Task directions: Repeat the records word for word, excluding any picture.
____ Records for the exercise
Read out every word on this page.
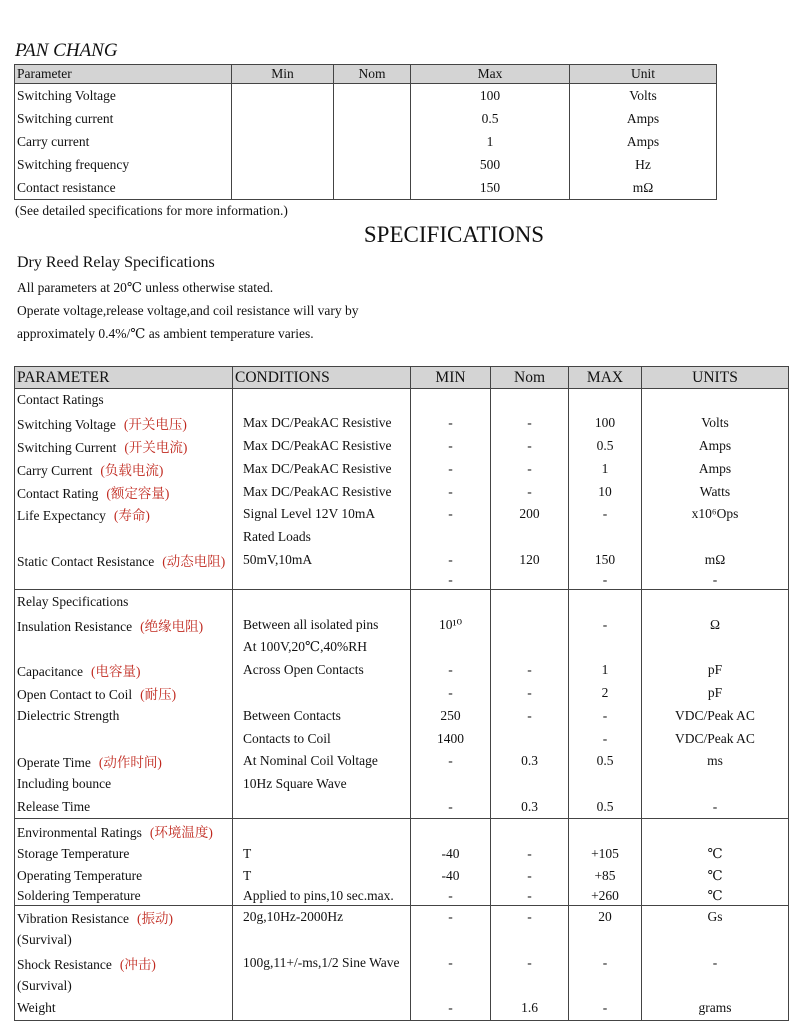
PAN CHANG
Parameter	Min	Nom	Max	Unit
Switching Voltage			100	Volts
Switching current			0.5	Amps
Carry current			1	Amps
Switching frequency			500	Hz
Contact resistance			150	mΩ
(See detailed specifications for more information.)
SPECIFICATIONS
Dry Reed Relay Specifications
All parameters at 20℃ unless otherwise stated.
Operate voltage,release voltage,and coil resistance will vary by
approximately 0.4%/℃ as ambient temperature varies.
PARAMETER	CONDITIONS	MIN	Nom	MAX	UNITS
Contact Ratings					
Switching Voltage (开关电压)	Max DC/PeakAC Resistive	-	-	100	Volts
Switching Current (开关电流)	Max DC/PeakAC Resistive	-	-	0.5	Amps
Carry Current (负载电流)	Max DC/PeakAC Resistive	-	-	1	Amps
Contact Rating (额定容量)	Max DC/PeakAC Resistive	-	-	10	Watts
Life Expectancy (寿命)	Signal Level 12V 10mA	-	200	-	x10⁶Ops
	Rated Loads				
Static Contact Resistance (动态电阻)	50mV,10mA	-	120	150	mΩ
		-		-	-
Relay Specifications					
Insulation Resistance (绝缘电阻)	Between all isolated pins	10¹⁰		-	Ω
	At 100V,20℃,40%RH				
Capacitance (电容量)	Across Open Contacts	-	-	1	pF
Open Contact to Coil (耐压)		-	-	2	pF
Dielectric Strength	Between Contacts	250	-	-	VDC/Peak AC
	Contacts to Coil	1400		-	VDC/Peak AC
Operate Time (动作时间)	At Nominal Coil Voltage	-	0.3	0.5	ms
Including bounce	10Hz Square Wave				
Release Time		-	0.3	0.5	-
Environmental Ratings (环境温度)					
Storage Temperature	T	-40	-	+105	℃
Operating Temperature	T	-40	-	+85	℃
Soldering Temperature	Applied to pins,10 sec.max.	-	-	+260	℃
Vibration Resistance (振动)	20g,10Hz-2000Hz	-	-	20	Gs
(Survival)					
Shock Resistance (冲击)	100g,11+/-ms,1/2 Sine Wave	-	-	-	-
(Survival)					
Weight		-	1.6	-	grams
________
Exercise solution:
Read out every word on this page.
PAN CHANG
Parameter	Min	Nom	Max	Unit
Switching Voltage			100	Volts
Switching current			0.5	Amps
Carry current			1	Amps
Switching frequency			500	Hz
Contact resistance			150	mΩ
(See detailed specifications for more information.)
SPECIFICATIONS
Dry Reed Relay Specifications
All parameters at 20℃ unless otherwise stated.
Operate voltage,release voltage,and coil resistance will vary by
approximately 0.4%/℃ as ambient temperature varies.
PARAMETER	CONDITIONS	MIN	Nom	MAX	UNITS
Contact Ratings					
Switching Voltage (开关电压)	Max DC/PeakAC Resistive	-	-	100	Volts
Switching Current (开关电流)	Max DC/PeakAC Resistive	-	-	0.5	Amps
Carry Current (负载电流)	Max DC/PeakAC Resistive	-	-	1	Amps
Contact Rating (额定容量)	Max DC/PeakAC Resistive	-	-	10	Watts
Life Expectancy (寿命)	Signal Level 12V 10mA	-	200	-	x10⁶Ops
	Rated Loads				
Static Contact Resistance (动态电阻)	50mV,10mA	-	120	150	mΩ
		-		-	-
Relay Specifications					
Insulation Resistance (绝缘电阻)	Between all isolated pins	10¹⁰		-	Ω
	At 100V,20℃,40%RH				
Capacitance (电容量)	Across Open Contacts	-	-	1	pF
Open Contact to Coil (耐压)		-	-	2	pF
Dielectric Strength	Between Contacts	250	-	-	VDC/Peak AC
	Contacts to Coil	1400		-	VDC/Peak AC
Operate Time (动作时间)	At Nominal Coil Voltage	-	0.3	0.5	ms
Including bounce	10Hz Square Wave				
Release Time		-	0.3	0.5	-
Environmental Ratings (环境温度)					
Storage Temperature	T	-40	-	+105	℃
Operating Temperature	T	-40	-	+85	℃
Soldering Temperature	Applied to pins,10 sec.max.	-	-	+260	℃
Vibration Resistance (振动)	20g,10Hz-2000Hz	-	-	20	Gs
(Survival)					
Shock Resistance (冲击)	100g,11+/-ms,1/2 Sine Wave	-	-	-	-
(Survival)					
Weight		-	1.6	-	grams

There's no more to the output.